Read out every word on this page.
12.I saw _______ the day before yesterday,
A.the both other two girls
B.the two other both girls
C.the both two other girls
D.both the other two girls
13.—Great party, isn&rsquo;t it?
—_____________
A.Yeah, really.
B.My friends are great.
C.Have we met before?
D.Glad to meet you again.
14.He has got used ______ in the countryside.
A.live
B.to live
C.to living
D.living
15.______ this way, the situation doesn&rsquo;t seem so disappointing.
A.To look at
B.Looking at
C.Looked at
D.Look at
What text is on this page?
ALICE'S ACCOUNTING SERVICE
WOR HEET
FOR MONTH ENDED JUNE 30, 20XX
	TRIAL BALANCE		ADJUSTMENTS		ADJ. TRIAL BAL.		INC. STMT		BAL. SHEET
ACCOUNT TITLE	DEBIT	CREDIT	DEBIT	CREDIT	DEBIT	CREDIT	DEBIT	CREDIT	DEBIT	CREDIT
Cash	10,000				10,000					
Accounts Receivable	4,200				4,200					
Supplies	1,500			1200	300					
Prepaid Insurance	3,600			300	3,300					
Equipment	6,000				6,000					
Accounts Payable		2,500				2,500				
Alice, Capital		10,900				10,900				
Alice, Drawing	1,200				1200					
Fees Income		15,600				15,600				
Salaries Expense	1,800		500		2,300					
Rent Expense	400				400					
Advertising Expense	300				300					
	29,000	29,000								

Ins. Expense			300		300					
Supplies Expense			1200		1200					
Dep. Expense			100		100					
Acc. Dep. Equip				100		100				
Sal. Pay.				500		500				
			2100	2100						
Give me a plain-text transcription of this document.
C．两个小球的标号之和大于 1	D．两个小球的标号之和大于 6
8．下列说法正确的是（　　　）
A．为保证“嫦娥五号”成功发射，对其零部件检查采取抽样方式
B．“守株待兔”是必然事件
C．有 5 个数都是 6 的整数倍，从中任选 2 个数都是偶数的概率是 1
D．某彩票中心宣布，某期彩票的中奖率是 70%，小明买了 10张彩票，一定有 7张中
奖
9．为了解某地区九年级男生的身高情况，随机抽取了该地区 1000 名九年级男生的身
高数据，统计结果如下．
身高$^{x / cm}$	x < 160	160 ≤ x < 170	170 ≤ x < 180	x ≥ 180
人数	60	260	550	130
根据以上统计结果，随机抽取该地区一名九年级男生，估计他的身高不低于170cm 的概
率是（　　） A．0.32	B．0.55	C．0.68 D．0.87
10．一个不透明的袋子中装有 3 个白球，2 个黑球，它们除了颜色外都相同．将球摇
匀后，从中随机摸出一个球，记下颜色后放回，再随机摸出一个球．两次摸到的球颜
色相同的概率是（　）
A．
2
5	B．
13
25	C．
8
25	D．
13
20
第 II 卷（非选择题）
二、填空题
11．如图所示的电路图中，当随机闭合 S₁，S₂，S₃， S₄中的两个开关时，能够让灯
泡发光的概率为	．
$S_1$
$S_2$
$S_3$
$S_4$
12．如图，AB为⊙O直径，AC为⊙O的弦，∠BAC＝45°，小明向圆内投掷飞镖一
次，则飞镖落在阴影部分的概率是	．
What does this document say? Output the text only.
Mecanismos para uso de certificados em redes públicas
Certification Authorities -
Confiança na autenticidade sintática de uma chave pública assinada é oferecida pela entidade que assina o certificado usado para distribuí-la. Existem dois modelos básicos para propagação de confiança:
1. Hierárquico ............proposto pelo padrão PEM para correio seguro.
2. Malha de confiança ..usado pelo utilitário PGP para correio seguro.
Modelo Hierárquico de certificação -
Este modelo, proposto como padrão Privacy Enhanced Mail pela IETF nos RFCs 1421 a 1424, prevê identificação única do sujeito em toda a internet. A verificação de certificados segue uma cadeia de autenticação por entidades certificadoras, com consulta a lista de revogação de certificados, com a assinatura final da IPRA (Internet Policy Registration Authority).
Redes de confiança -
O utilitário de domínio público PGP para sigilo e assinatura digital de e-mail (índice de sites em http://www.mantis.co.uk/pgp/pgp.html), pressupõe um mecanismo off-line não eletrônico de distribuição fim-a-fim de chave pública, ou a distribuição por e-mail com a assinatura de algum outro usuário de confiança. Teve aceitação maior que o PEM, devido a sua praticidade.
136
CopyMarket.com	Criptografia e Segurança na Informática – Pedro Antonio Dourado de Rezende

#####

## WHAT THE TASK REQUIRES
Find each line holding the word "correio" and copy it.

## RESPONSE
1. Hierárquico ............proposto pelo padrão PEM para correio seguro.
2. Malha de confiança ..usado pelo utilitário PGP para correio seguro.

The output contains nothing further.